* _Instructions to follow_
Transcribe all the entries word for word, omitting any pictures they contain.

(Data records)
»»

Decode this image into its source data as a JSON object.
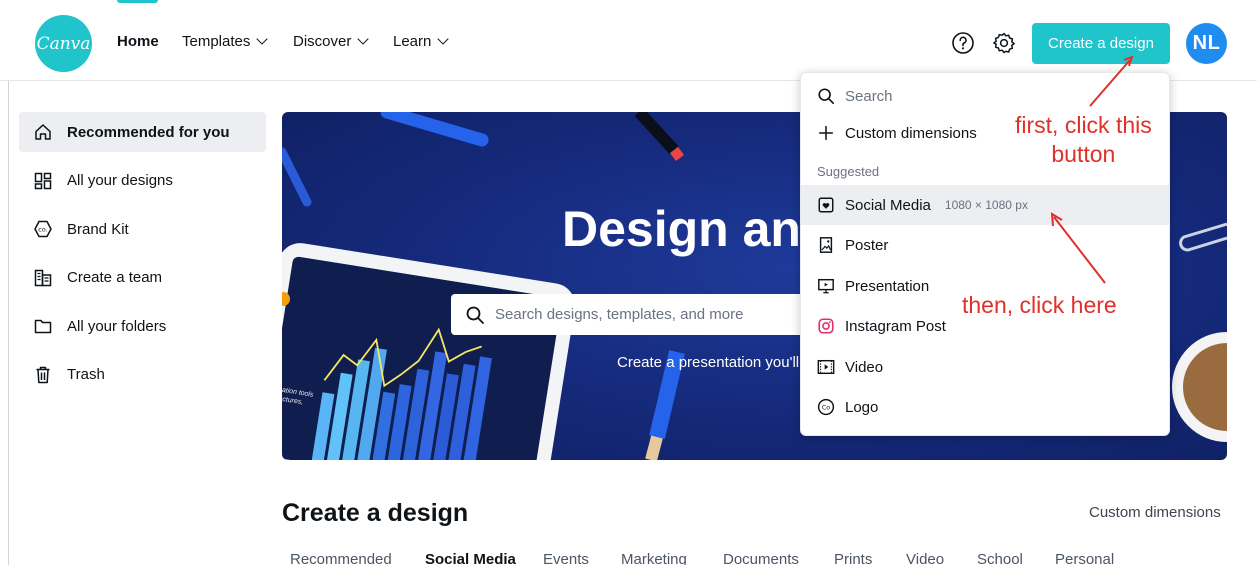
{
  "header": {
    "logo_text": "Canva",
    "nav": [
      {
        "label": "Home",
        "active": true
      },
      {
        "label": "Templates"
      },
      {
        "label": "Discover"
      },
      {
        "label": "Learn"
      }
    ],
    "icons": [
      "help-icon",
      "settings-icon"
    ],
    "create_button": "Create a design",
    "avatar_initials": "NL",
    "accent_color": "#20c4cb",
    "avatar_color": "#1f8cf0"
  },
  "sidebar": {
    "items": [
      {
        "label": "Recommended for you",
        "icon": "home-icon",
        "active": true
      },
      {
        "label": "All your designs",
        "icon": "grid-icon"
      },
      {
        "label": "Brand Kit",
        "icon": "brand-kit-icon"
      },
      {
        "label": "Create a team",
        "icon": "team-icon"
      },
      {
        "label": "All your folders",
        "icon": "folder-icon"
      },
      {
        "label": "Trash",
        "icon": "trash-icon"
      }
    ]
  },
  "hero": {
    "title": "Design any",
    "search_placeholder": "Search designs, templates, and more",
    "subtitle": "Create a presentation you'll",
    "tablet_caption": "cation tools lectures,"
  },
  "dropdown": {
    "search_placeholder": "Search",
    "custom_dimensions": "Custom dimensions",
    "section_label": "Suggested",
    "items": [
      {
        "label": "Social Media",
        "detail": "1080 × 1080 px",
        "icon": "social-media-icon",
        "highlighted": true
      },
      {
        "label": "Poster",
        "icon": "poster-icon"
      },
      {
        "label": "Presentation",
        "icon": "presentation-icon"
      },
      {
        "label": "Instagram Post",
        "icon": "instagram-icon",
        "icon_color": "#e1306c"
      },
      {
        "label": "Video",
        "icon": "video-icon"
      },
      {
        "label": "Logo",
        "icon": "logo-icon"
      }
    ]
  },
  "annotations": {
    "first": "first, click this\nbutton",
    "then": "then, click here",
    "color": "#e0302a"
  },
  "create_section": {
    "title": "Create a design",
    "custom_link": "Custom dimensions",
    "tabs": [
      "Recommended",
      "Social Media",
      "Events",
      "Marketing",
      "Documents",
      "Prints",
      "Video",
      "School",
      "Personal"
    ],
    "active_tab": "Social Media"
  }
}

««

* _Exercise solution_
Decode this image into its source data as a JSON object.
{
  "header": {
    "logo_text": "Canva",
    "nav": [
      {
        "label": "Home",
        "active": true
      },
      {
        "label": "Templates"
      },
      {
        "label": "Discover"
      },
      {
        "label": "Learn"
      }
    ],
    "icons": [
      "help-icon",
      "settings-icon"
    ],
    "create_button": "Create a design",
    "avatar_initials": "NL",
    "accent_color": "#20c4cb",
    "avatar_color": "#1f8cf0"
  },
  "sidebar": {
    "items": [
      {
        "label": "Recommended for you",
        "icon": "home-icon",
        "active": true
      },
      {
        "label": "All your designs",
        "icon": "grid-icon"
      },
      {
        "label": "Brand Kit",
        "icon": "brand-kit-icon"
      },
      {
        "label": "Create a team",
        "icon": "team-icon"
      },
      {
        "label": "All your folders",
        "icon": "folder-icon"
      },
      {
        "label": "Trash",
        "icon": "trash-icon"
      }
    ]
  },
  "hero": {
    "title": "Design any",
    "search_placeholder": "Search designs, templates, and more",
    "subtitle": "Create a presentation you'll",
    "tablet_caption": "cation tools lectures,"
  },
  "dropdown": {
    "search_placeholder": "Search",
    "custom_dimensions": "Custom dimensions",
    "section_label": "Suggested",
    "items": [
      {
        "label": "Social Media",
        "detail": "1080 × 1080 px",
        "icon": "social-media-icon",
        "highlighted": true
      },
      {
        "label": "Poster",
        "icon": "poster-icon"
      },
      {
        "label": "Presentation",
        "icon": "presentation-icon"
      },
      {
        "label": "Instagram Post",
        "icon": "instagram-icon",
        "icon_color": "#e1306c"
      },
      {
        "label": "Video",
        "icon": "video-icon"
      },
      {
        "label": "Logo",
        "icon": "logo-icon"
      }
    ]
  },
  "annotations": {
    "first": "first, click this\nbutton",
    "then": "then, click here",
    "color": "#e0302a"
  },
  "create_section": {
    "title": "Create a design",
    "custom_link": "Custom dimensions",
    "tabs": [
      "Recommended",
      "Social Media",
      "Events",
      "Marketing",
      "Documents",
      "Prints",
      "Video",
      "School",
      "Personal"
    ],
    "active_tab": "Social Media"
  }
}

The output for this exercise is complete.